<<<<

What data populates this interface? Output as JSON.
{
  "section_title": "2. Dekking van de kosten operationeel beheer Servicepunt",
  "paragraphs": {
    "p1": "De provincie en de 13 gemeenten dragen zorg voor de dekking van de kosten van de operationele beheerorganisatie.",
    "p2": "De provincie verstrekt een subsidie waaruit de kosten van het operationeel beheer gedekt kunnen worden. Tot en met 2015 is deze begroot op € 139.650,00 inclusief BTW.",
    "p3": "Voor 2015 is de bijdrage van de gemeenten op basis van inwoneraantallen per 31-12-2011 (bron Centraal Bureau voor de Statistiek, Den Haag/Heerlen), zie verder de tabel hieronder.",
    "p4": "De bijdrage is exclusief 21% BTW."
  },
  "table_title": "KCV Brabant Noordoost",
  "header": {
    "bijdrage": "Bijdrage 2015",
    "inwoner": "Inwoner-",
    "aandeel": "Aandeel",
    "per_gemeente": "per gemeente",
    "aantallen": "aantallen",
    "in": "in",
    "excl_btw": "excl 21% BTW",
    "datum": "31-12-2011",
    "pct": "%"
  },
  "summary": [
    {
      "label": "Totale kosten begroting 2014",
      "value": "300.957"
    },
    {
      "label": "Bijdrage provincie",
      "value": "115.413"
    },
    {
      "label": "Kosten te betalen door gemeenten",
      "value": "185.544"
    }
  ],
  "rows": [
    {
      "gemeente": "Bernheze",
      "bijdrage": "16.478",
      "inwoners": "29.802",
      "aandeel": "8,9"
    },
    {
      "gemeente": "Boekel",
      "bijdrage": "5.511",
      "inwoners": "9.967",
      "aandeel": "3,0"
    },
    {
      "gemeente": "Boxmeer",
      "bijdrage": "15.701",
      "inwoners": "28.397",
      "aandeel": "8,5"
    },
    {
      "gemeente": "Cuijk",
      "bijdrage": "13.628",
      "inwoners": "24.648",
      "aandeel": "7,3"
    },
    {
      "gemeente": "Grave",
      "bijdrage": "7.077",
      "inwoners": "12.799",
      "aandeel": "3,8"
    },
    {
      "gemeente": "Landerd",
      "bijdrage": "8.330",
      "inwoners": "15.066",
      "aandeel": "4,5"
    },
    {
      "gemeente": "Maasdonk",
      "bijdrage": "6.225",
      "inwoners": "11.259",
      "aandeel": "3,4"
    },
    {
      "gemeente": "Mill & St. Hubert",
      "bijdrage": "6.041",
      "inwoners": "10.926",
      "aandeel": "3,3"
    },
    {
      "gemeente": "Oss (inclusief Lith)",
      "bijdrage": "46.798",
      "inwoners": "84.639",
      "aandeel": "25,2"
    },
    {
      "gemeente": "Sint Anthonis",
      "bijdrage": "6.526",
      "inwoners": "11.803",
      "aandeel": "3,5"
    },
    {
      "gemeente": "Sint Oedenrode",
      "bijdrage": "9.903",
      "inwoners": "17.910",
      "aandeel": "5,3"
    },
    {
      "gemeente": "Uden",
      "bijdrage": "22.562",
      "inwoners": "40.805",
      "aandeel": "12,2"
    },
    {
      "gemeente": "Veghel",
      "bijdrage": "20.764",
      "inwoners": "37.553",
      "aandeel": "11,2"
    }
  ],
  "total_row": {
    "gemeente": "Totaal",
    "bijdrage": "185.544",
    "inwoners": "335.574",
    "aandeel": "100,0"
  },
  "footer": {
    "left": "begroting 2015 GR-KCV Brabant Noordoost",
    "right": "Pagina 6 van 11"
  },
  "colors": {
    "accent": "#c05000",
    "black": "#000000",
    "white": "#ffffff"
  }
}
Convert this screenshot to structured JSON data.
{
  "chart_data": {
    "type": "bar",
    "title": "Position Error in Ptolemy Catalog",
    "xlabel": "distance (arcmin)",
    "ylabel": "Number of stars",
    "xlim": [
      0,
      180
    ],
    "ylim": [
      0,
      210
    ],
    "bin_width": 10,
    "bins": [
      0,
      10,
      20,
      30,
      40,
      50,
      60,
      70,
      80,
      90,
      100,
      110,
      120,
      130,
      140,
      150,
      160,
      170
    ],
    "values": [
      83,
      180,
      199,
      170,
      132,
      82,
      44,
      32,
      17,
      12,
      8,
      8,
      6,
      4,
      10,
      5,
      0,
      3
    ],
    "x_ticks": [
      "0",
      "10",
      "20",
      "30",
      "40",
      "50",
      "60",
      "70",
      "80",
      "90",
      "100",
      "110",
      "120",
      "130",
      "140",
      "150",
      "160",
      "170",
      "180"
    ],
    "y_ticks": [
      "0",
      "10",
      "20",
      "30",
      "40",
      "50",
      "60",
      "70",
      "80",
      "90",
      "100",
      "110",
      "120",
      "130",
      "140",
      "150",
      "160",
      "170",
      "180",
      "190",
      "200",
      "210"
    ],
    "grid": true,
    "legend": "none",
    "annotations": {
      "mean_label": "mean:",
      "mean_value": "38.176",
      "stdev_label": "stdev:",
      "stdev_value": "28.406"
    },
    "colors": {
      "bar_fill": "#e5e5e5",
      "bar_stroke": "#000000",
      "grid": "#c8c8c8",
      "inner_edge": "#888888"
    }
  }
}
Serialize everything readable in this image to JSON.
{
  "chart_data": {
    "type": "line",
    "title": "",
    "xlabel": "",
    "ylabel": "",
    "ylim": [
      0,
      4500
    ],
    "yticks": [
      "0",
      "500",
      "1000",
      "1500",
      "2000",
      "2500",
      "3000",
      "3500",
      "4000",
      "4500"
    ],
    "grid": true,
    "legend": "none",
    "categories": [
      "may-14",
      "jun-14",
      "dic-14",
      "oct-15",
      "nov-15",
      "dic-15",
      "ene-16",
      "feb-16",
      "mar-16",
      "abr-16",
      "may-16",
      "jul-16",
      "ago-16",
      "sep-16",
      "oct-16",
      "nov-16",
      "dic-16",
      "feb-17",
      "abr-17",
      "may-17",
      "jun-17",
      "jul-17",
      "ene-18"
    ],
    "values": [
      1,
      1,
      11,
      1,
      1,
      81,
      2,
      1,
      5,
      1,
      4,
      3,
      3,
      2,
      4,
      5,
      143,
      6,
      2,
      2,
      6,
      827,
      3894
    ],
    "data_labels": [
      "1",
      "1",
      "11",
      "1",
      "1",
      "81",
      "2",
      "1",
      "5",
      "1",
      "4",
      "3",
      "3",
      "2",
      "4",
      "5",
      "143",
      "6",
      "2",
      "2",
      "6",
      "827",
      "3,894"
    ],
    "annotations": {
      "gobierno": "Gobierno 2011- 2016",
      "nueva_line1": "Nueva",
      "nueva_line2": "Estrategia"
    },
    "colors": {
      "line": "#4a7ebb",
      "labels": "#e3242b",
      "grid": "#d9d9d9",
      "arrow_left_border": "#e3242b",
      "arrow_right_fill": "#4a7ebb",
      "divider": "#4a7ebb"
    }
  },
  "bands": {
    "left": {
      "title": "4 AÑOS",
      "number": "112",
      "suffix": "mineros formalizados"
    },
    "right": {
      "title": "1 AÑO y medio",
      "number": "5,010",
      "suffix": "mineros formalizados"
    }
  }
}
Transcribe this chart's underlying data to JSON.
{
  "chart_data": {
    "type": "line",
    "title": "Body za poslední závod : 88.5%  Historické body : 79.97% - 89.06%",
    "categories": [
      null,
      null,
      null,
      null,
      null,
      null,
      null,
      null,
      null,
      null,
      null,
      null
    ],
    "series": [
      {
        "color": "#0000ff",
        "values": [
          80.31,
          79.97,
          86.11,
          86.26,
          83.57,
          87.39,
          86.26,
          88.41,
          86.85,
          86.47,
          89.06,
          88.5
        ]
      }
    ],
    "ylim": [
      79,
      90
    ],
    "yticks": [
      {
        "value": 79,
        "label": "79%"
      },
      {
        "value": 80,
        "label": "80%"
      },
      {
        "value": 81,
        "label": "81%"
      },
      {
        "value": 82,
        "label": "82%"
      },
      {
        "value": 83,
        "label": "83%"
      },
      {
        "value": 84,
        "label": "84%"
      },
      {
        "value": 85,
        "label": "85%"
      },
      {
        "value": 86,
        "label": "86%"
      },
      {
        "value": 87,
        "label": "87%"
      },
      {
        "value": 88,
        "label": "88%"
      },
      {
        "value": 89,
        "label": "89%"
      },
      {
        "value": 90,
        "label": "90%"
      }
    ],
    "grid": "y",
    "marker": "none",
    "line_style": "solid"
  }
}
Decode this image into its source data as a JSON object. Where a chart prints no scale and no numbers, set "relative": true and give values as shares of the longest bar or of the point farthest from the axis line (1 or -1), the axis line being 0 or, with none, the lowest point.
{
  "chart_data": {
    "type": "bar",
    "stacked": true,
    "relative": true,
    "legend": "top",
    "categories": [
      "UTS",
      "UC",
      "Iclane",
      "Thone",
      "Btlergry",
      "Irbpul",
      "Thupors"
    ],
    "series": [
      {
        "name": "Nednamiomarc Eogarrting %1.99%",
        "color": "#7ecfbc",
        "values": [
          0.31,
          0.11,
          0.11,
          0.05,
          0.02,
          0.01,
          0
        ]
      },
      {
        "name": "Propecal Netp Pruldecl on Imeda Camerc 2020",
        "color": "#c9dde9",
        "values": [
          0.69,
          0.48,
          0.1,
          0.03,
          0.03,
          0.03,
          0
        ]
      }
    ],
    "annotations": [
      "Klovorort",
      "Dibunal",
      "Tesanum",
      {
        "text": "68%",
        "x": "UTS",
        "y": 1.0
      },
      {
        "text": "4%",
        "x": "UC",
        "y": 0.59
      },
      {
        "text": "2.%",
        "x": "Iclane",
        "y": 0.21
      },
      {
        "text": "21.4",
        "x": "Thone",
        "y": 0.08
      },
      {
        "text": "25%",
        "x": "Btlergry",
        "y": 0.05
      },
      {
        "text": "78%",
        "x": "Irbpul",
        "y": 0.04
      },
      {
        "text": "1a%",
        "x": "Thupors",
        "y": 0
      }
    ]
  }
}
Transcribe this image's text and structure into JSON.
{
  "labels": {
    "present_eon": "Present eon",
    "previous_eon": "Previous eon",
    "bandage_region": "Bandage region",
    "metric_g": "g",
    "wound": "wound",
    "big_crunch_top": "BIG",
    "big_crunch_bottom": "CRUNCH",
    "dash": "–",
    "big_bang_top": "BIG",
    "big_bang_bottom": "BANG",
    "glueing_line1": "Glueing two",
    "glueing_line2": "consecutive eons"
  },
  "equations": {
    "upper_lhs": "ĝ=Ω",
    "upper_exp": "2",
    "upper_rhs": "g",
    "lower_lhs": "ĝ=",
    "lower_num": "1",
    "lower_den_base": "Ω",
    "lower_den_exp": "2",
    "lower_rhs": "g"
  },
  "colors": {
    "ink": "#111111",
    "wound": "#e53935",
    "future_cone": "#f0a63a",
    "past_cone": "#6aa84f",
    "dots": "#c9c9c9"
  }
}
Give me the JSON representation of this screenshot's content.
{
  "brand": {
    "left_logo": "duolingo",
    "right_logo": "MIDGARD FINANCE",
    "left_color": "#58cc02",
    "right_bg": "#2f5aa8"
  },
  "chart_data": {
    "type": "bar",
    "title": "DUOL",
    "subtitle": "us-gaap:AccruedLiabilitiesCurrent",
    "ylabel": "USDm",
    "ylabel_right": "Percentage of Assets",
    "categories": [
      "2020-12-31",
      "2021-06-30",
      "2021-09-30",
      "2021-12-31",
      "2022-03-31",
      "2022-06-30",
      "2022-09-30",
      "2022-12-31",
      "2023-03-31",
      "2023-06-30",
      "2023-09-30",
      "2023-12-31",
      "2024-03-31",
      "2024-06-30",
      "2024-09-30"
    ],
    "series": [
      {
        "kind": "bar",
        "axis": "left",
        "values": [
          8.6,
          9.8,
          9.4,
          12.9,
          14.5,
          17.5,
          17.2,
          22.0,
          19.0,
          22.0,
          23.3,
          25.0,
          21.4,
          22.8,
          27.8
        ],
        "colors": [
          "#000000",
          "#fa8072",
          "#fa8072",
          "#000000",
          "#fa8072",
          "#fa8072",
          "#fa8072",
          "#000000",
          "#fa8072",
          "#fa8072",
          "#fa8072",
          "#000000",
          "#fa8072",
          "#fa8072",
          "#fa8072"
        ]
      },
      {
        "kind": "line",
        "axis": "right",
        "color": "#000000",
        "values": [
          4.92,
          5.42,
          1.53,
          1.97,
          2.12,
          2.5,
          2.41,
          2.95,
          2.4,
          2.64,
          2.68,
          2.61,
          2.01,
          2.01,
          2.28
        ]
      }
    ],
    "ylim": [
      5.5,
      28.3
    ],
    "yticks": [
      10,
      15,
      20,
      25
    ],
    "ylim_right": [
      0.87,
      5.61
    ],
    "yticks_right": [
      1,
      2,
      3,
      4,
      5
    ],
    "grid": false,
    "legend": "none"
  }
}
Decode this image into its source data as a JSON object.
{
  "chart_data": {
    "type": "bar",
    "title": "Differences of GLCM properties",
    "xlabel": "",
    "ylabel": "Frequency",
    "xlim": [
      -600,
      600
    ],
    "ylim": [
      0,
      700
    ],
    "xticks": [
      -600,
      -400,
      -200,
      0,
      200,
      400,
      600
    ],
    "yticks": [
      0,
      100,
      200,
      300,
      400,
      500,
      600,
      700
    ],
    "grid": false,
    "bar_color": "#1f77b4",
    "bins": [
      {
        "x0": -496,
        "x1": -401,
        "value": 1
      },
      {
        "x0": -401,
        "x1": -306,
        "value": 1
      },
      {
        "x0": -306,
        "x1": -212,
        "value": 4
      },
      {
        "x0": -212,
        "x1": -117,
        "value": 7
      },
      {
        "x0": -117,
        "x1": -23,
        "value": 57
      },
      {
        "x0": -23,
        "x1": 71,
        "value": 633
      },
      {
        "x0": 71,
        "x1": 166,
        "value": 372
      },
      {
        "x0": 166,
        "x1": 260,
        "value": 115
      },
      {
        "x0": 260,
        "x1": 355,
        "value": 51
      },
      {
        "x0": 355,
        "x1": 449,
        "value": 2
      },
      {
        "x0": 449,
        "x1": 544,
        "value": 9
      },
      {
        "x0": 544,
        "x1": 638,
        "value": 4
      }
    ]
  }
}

>>>>

Which lines in the data above contain "Brabant"? Show each one.

  "table_title": "KCV Brabant Noordoost",
    "left": "begroting 2015 GR-KCV Brabant Noordoost",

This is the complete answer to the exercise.